-- Records for this exercise --

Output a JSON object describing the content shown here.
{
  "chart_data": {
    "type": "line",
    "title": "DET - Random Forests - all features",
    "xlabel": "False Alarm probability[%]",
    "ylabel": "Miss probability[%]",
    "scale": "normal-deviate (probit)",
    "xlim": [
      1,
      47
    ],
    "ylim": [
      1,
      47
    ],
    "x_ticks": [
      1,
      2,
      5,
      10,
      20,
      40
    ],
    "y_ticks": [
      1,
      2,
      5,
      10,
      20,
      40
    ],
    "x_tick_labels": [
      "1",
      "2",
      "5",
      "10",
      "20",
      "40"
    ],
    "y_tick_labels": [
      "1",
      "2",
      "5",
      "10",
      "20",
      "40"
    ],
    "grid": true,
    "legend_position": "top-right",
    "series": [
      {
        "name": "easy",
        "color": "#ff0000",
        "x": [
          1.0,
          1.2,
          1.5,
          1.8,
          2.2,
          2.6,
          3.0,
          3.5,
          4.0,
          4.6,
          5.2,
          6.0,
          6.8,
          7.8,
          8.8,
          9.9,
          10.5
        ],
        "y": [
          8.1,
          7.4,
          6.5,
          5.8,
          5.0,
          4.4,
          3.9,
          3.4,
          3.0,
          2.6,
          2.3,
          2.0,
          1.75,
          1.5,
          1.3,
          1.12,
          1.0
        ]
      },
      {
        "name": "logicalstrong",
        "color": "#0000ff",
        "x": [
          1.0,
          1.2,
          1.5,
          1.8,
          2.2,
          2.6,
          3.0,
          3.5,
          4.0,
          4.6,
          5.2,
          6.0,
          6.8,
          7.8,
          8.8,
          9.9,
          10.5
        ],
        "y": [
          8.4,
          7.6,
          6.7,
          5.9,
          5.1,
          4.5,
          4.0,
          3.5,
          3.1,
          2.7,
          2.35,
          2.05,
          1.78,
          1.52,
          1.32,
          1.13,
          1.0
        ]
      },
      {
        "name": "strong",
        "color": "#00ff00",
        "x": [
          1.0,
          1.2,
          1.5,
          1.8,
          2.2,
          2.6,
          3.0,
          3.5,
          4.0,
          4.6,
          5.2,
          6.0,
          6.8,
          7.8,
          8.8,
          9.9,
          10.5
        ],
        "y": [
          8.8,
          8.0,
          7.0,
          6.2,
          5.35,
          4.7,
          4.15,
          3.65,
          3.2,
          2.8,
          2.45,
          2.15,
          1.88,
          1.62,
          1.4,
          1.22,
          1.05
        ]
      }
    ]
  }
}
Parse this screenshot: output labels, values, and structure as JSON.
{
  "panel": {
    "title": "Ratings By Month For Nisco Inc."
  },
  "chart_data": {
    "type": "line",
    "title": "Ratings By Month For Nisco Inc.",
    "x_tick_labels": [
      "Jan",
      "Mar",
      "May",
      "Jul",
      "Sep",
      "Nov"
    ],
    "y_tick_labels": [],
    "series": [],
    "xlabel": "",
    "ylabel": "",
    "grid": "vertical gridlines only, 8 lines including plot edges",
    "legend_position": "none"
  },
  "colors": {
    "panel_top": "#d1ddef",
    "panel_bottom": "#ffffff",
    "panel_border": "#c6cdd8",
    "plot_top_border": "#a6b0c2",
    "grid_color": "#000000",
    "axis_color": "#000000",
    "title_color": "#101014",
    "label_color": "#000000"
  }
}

-- Stated task --
Transcribe, word for word, every line from the one containing "Parse this screenshot: output" through the final line of the entries, and nothing else.

-- Output for this task --
Parse this screenshot: output labels, values, and structure as JSON.
{
  "panel": {
    "title": "Ratings By Month For Nisco Inc."
  },
  "chart_data": {
    "type": "line",
    "title": "Ratings By Month For Nisco Inc.",
    "x_tick_labels": [
      "Jan",
      "Mar",
      "May",
      "Jul",
      "Sep",
      "Nov"
    ],
    "y_tick_labels": [],
    "series": [],
    "xlabel": "",
    "ylabel": "",
    "grid": "vertical gridlines only, 8 lines including plot edges",
    "legend_position": "none"
  },
  "colors": {
    "panel_top": "#d1ddef",
    "panel_bottom": "#ffffff",
    "panel_border": "#c6cdd8",
    "plot_top_border": "#a6b0c2",
    "grid_color": "#000000",
    "axis_color": "#000000",
    "title_color": "#101014",
    "label_color": "#000000"
  }
}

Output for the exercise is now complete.